§ DIRECTIONS:
Your task is to copy the listing exactly, with the pictures left out.

§ SUPPLIED DATA:
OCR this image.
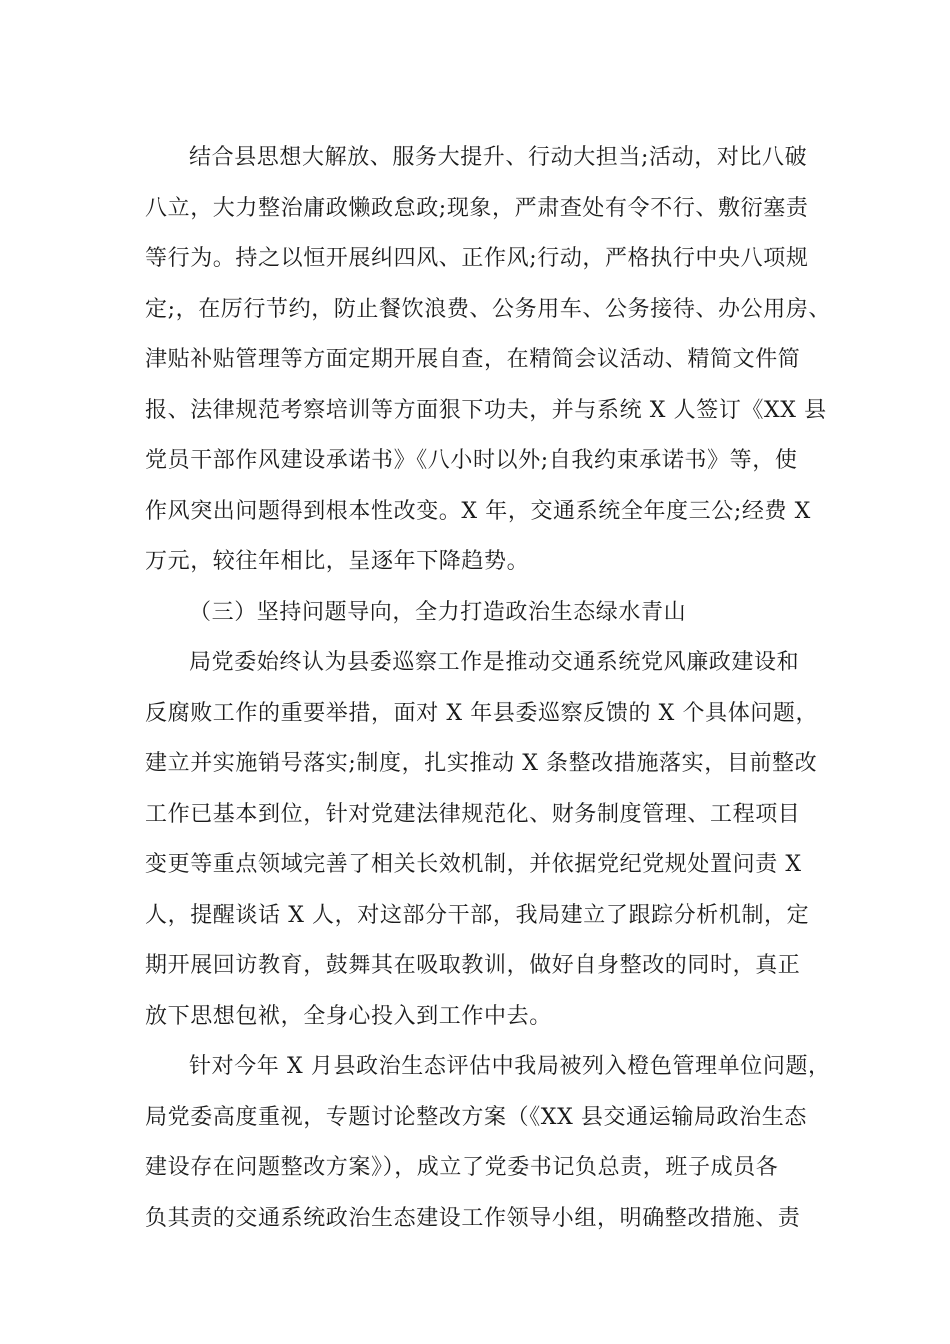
结合县思想大解放、服务大提升、行动大担当;活动，对比八破
八立，大力整治庸政懒政怠政;现象，严肃查处有令不行、敷衍塞责
等行为。持之以恒开展纠四风、正作风;行动，严格执行中央八项规
定;，在厉行节约，防止餐饮浪费、公务用车、公务接待、办公用房、
津贴补贴管理等方面定期开展自查，在精简会议活动、精简文件简
报、法律规范考察培训等方面狠下功夫，并与系统 X 人签订《XX 县
党员干部作风建设承诺书》《八小时以外;自我约束承诺书》等，使
作风突出问题得到根本性改变。X 年，交通系统全年度三公;经费 X
万元，较往年相比，呈逐年下降趋势。
（三）坚持问题导向，全力打造政治生态绿水青山
局党委始终认为县委巡察工作是推动交通系统党风廉政建设和
反腐败工作的重要举措，面对 X 年县委巡察反馈的 X 个具体问题，
建立并实施销号落实;制度，扎实推动 X 条整改措施落实，目前整改
工作已基本到位，针对党建法律规范化、财务制度管理、工程项目
变更等重点领域完善了相关长效机制，并依据党纪党规处置问责 X
人，提醒谈话 X 人，对这部分干部，我局建立了跟踪分析机制，定
期开展回访教育，鼓舞其在吸取教训，做好自身整改的同时，真正
放下思想包袱，全身心投入到工作中去。
针对今年 X 月县政治生态评估中我局被列入橙色管理单位问题，
局党委高度重视，专题讨论整改方案（《XX 县交通运输局政治生态
建设存在问题整改方案》），成立了党委书记负总责，班子成员各
负其责的交通系统政治生态建设工作领导小组，明确整改措施、责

§ ANSWER TO THIS EXERCISE:
OCR this image.
结合县思想大解放、服务大提升、行动大担当;活动，对比八破
八立，大力整治庸政懒政怠政;现象，严肃查处有令不行、敷衍塞责
等行为。持之以恒开展纠四风、正作风;行动，严格执行中央八项规
定;，在厉行节约，防止餐饮浪费、公务用车、公务接待、办公用房、
津贴补贴管理等方面定期开展自查，在精简会议活动、精简文件简
报、法律规范考察培训等方面狠下功夫，并与系统 X 人签订《XX 县
党员干部作风建设承诺书》《八小时以外;自我约束承诺书》等，使
作风突出问题得到根本性改变。X 年，交通系统全年度三公;经费 X
万元，较往年相比，呈逐年下降趋势。
（三）坚持问题导向，全力打造政治生态绿水青山
局党委始终认为县委巡察工作是推动交通系统党风廉政建设和
反腐败工作的重要举措，面对 X 年县委巡察反馈的 X 个具体问题，
建立并实施销号落实;制度，扎实推动 X 条整改措施落实，目前整改
工作已基本到位，针对党建法律规范化、财务制度管理、工程项目
变更等重点领域完善了相关长效机制，并依据党纪党规处置问责 X
人，提醒谈话 X 人，对这部分干部，我局建立了跟踪分析机制，定
期开展回访教育，鼓舞其在吸取教训，做好自身整改的同时，真正
放下思想包袱，全身心投入到工作中去。
针对今年 X 月县政治生态评估中我局被列入橙色管理单位问题，
局党委高度重视，专题讨论整改方案（《XX 县交通运输局政治生态
建设存在问题整改方案》），成立了党委书记负总责，班子成员各
负其责的交通系统政治生态建设工作领导小组，明确整改措施、责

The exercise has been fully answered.